How To Hide A Hyperinflation - Part 1 by Jeff Nielson
By Jeff Nielson 3 years ago 17280 Views 26 comments

In previous commentaries; readers have read firm conclusions that the U.S. government (via the Federal Reserve) has already hyperinflated its currency – past tense. Yet what do we actually see as we look around us? We see this obviously/blatantly worthless currency with its exchange rate versus other currencies propped-up at a particularly absurd extreme. Where is the “hyperinflation”?

Regular readers can automatically answer that question. We see the hyperinflation in the chart below: the exponential increase in the U.S. monetary base (i.e. its supply of money). Both the shape of the curve and the quantum of the total increase shriek “hyperinflation”.

“Inflation” is an increase in the supply of money. This is the universally accepted economic definition for this term. What most people think of as “inflation”, the serial increase in the price of goods, is merely the inevitable consequence of inflation – inflating the money-supply.

Image element box records:
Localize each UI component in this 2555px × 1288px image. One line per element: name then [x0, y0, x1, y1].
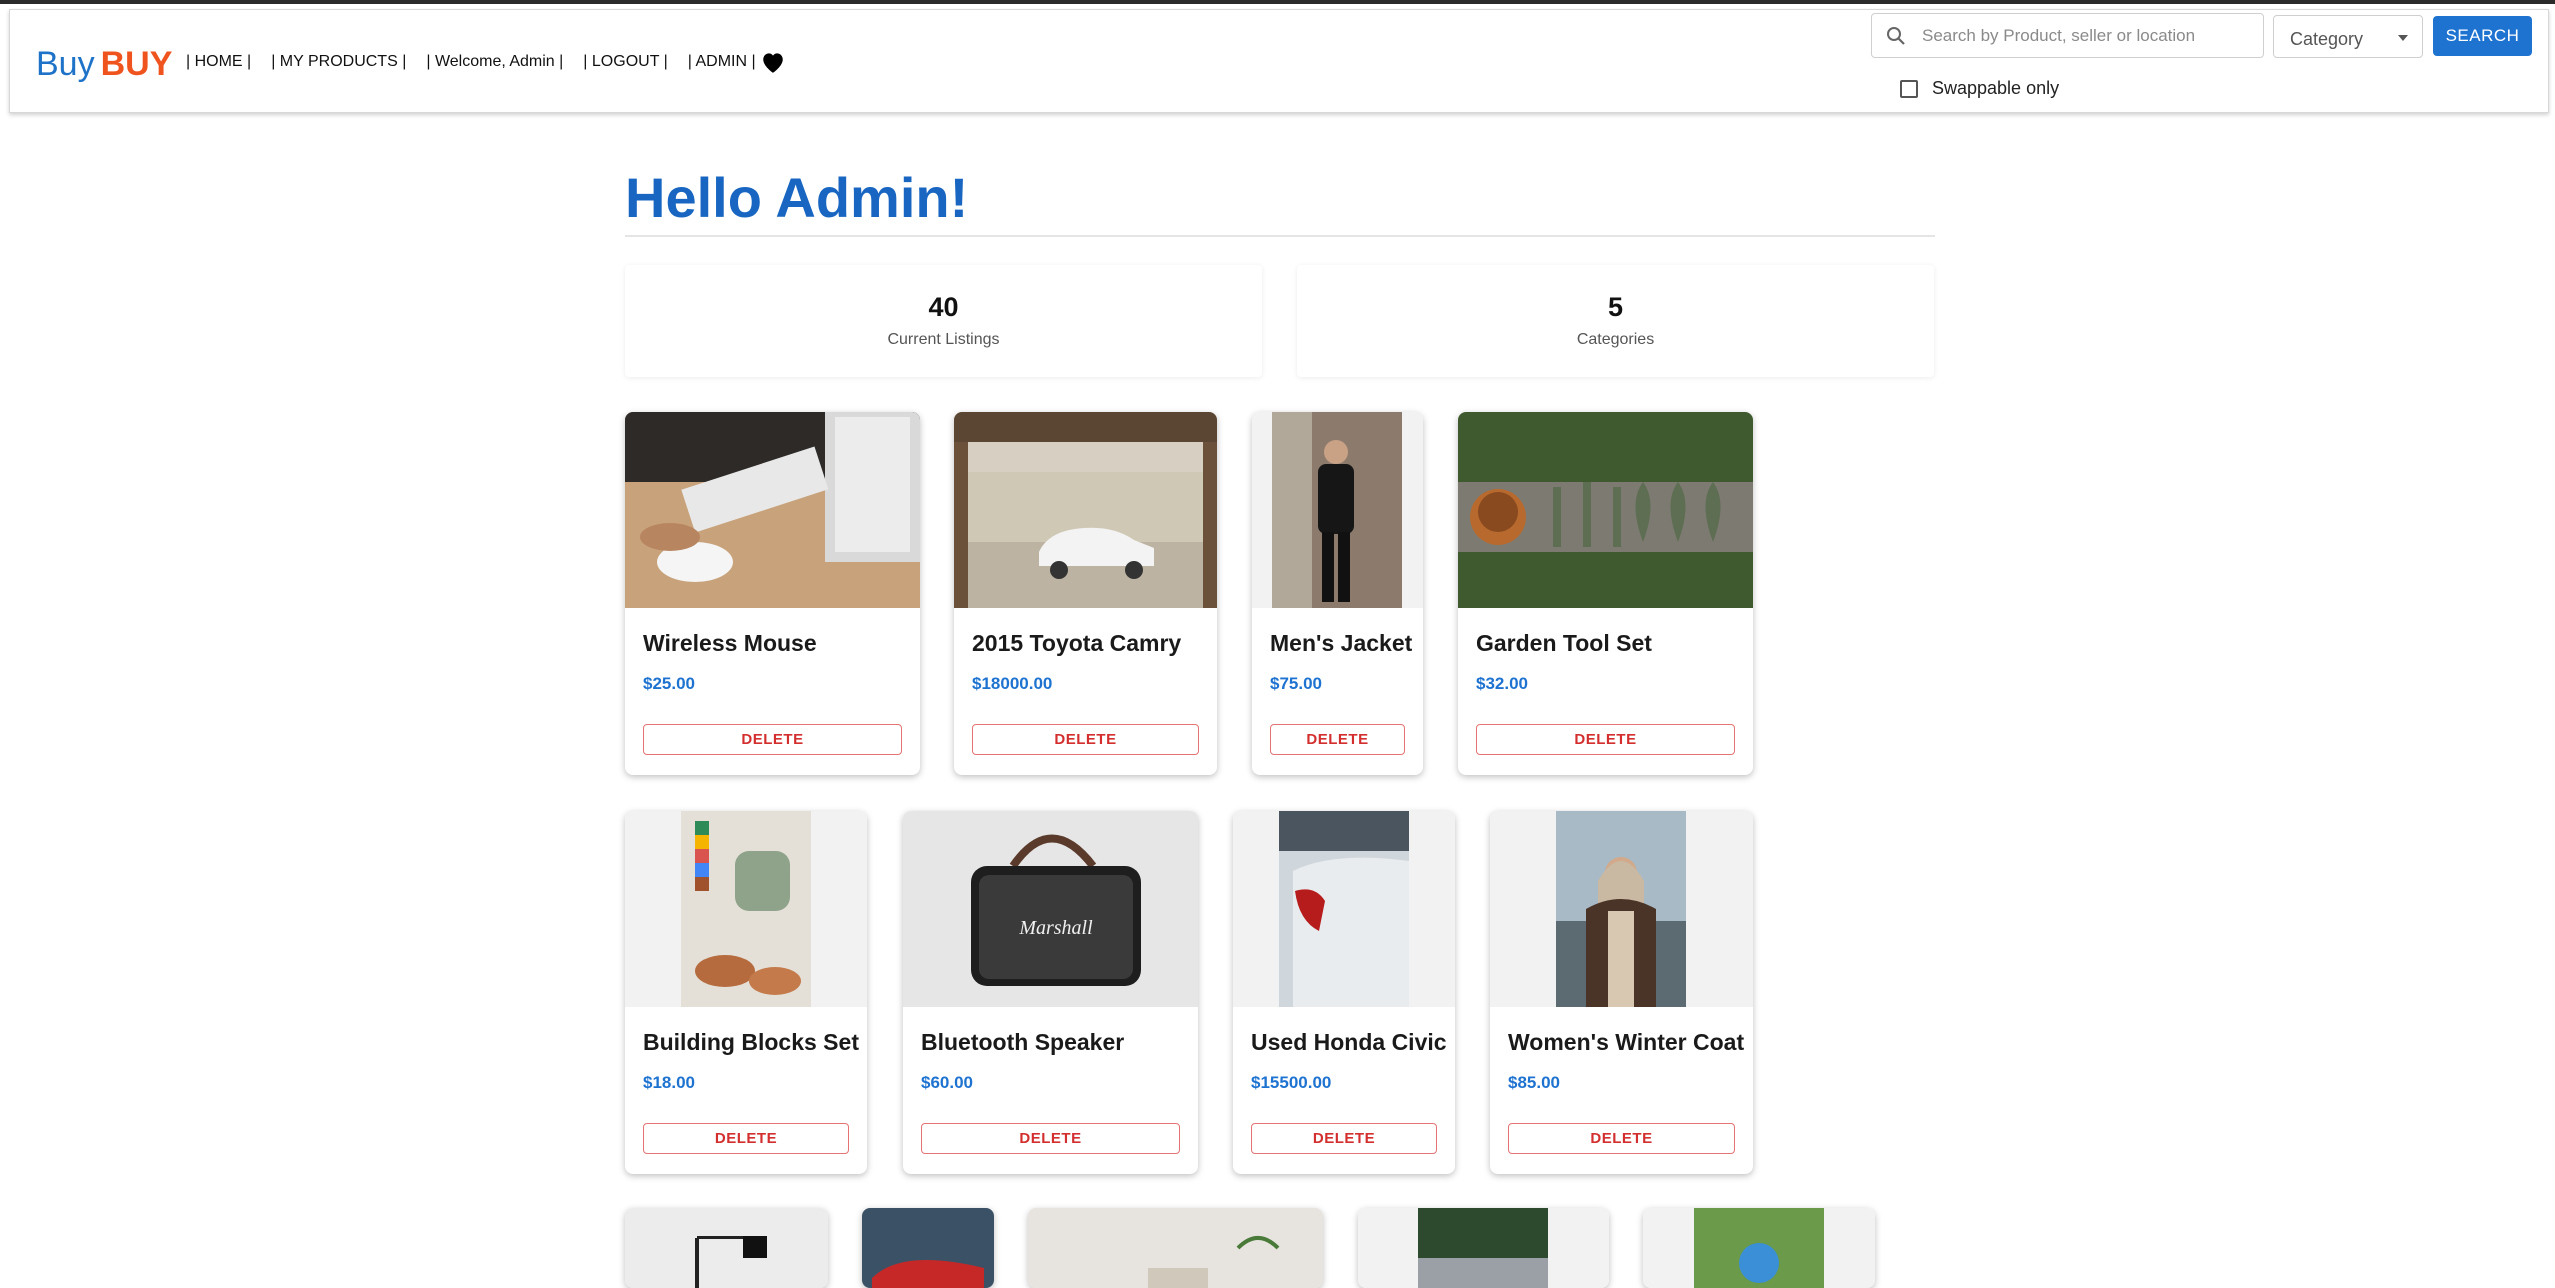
product-title[interactable]: Women's Winter Coat: [1508, 1029, 1744, 1056]
delete-button[interactable]: DELETE: [1476, 724, 1735, 755]
product-image[interactable]: [1643, 1208, 1875, 1288]
product-title[interactable]: Bluetooth Speaker: [921, 1029, 1124, 1056]
search-placeholder: Search by Product, seller or location: [1922, 26, 2196, 45]
product-price: $60.00: [921, 1073, 973, 1092]
product-title[interactable]: 2015 Toyota Camry: [972, 630, 1181, 657]
nav-logout-link[interactable]: | LOGOUT |: [583, 53, 667, 71]
delete-button[interactable]: DELETE: [972, 724, 1199, 755]
product-card[interactable]: Used Honda Civic $15500.00 DELETE: [1233, 811, 1455, 1174]
product-image[interactable]: Marshall: [903, 811, 1198, 1007]
category-select-label: Category: [2290, 29, 2364, 49]
product-image[interactable]: [1233, 811, 1455, 1007]
swappable-only-checkbox[interactable]: Swappable only: [1900, 78, 2059, 99]
product-card[interactable]: 2015 Toyota Camry $18000.00 DELETE: [954, 412, 1217, 775]
window-top-border: [0, 0, 2555, 4]
nav-welcome-text: | Welcome, Admin |: [426, 53, 564, 70]
nav-links: | HOME | | MY PRODUCTS | | Welcome, Admi…: [186, 53, 776, 71]
delete-button[interactable]: DELETE: [643, 1123, 849, 1154]
product-title[interactable]: Building Blocks Set: [643, 1029, 859, 1056]
stat-value: 40: [928, 292, 959, 322]
nav-home-link[interactable]: | HOME |: [186, 53, 251, 71]
product-price: $75.00: [1270, 674, 1322, 693]
product-title[interactable]: Garden Tool Set: [1476, 630, 1652, 657]
brand-part-1: Buy: [36, 45, 95, 83]
stat-label: Categories: [1576, 331, 1655, 348]
product-image[interactable]: [1252, 412, 1423, 608]
brand-part-2: BUY: [100, 45, 173, 83]
product-image[interactable]: [1028, 1208, 1323, 1288]
product-price: $18.00: [643, 1073, 695, 1092]
product-image[interactable]: [862, 1208, 994, 1288]
stat-card-categories: 5 Categories: [1297, 265, 1934, 377]
product-price: $15500.00: [1251, 1073, 1332, 1092]
product-card[interactable]: [862, 1208, 994, 1288]
product-price: $85.00: [1508, 1073, 1560, 1092]
swappable-only-label: Swappable only: [1932, 78, 2060, 98]
product-card[interactable]: Garden Tool Set $32.00 DELETE: [1458, 412, 1753, 775]
divider: [625, 235, 1935, 237]
stat-label: Current Listings: [887, 331, 1000, 348]
product-price: $32.00: [1476, 674, 1528, 693]
product-card[interactable]: Marshall Bluetooth Speaker $60.00 DELETE: [903, 811, 1198, 1174]
delete-button[interactable]: DELETE: [1270, 724, 1405, 755]
product-title[interactable]: Men's Jacket: [1270, 630, 1412, 657]
product-image[interactable]: [625, 811, 867, 1007]
product-image[interactable]: [625, 1208, 828, 1288]
delete-button[interactable]: DELETE: [643, 724, 902, 755]
product-card[interactable]: Building Blocks Set $18.00 DELETE: [625, 811, 867, 1174]
product-card[interactable]: [625, 1208, 828, 1288]
brand-logo[interactable]: Buy BUY: [36, 44, 172, 84]
page-title: Hello Admin!: [625, 166, 969, 229]
product-card[interactable]: [1643, 1208, 1875, 1288]
product-card[interactable]: Men's Jacket $75.00 DELETE: [1252, 412, 1423, 775]
product-image[interactable]: [625, 412, 920, 608]
product-image[interactable]: [954, 412, 1217, 608]
search-input[interactable]: Search by Product, seller or location: [1871, 13, 2264, 58]
product-image[interactable]: [1458, 412, 1753, 608]
stat-card-listings: 40 Current Listings: [625, 265, 1262, 377]
category-select[interactable]: Category: [2273, 15, 2423, 58]
search-icon: [1887, 27, 1905, 45]
product-card[interactable]: Wireless Mouse $25.00 DELETE: [625, 412, 920, 775]
stat-value: 5: [1607, 292, 1624, 322]
product-card[interactable]: Women's Winter Coat $85.00 DELETE: [1490, 811, 1753, 1174]
product-price: $25.00: [643, 674, 695, 693]
delete-button[interactable]: DELETE: [1508, 1123, 1735, 1154]
search-button[interactable]: SEARCH: [2433, 16, 2532, 56]
product-card[interactable]: [1358, 1208, 1609, 1288]
chevron-down-icon: [2398, 35, 2408, 41]
nav-admin-link[interactable]: | ADMIN |: [688, 53, 756, 71]
product-card[interactable]: [1028, 1208, 1323, 1288]
heart-icon[interactable]: [760, 50, 790, 80]
product-title[interactable]: Used Honda Civic: [1251, 1029, 1447, 1056]
navbar: Buy BUY | HOME | | MY PRODUCTS | | Welcom…: [9, 9, 2549, 113]
product-title[interactable]: Wireless Mouse: [643, 630, 817, 657]
checkbox-icon[interactable]: [1900, 79, 1918, 98]
delete-button[interactable]: DELETE: [921, 1123, 1180, 1154]
delete-button[interactable]: DELETE: [1251, 1123, 1437, 1154]
product-price: $18000.00: [972, 674, 1053, 693]
svg-text:Marshall: Marshall: [1018, 917, 1093, 939]
product-image[interactable]: [1490, 811, 1753, 1007]
product-image[interactable]: [1358, 1208, 1609, 1288]
nav-my-products-link[interactable]: | MY PRODUCTS |: [271, 53, 406, 71]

What you have to do ▸
Answer these questions about the hyperinflation excerpt:
(a) How many views and comments does the byline line report?
(b) According to the text, what exponential increase shows the hyperinflation?
(c) How does the text define "inflation"?

Response for this exercise ▸
(a) 17280 views and 26 comments.
(b) The exponential increase in the U.S. monetary base, i.e. its supply of money.
(c) As an increase in the supply of money.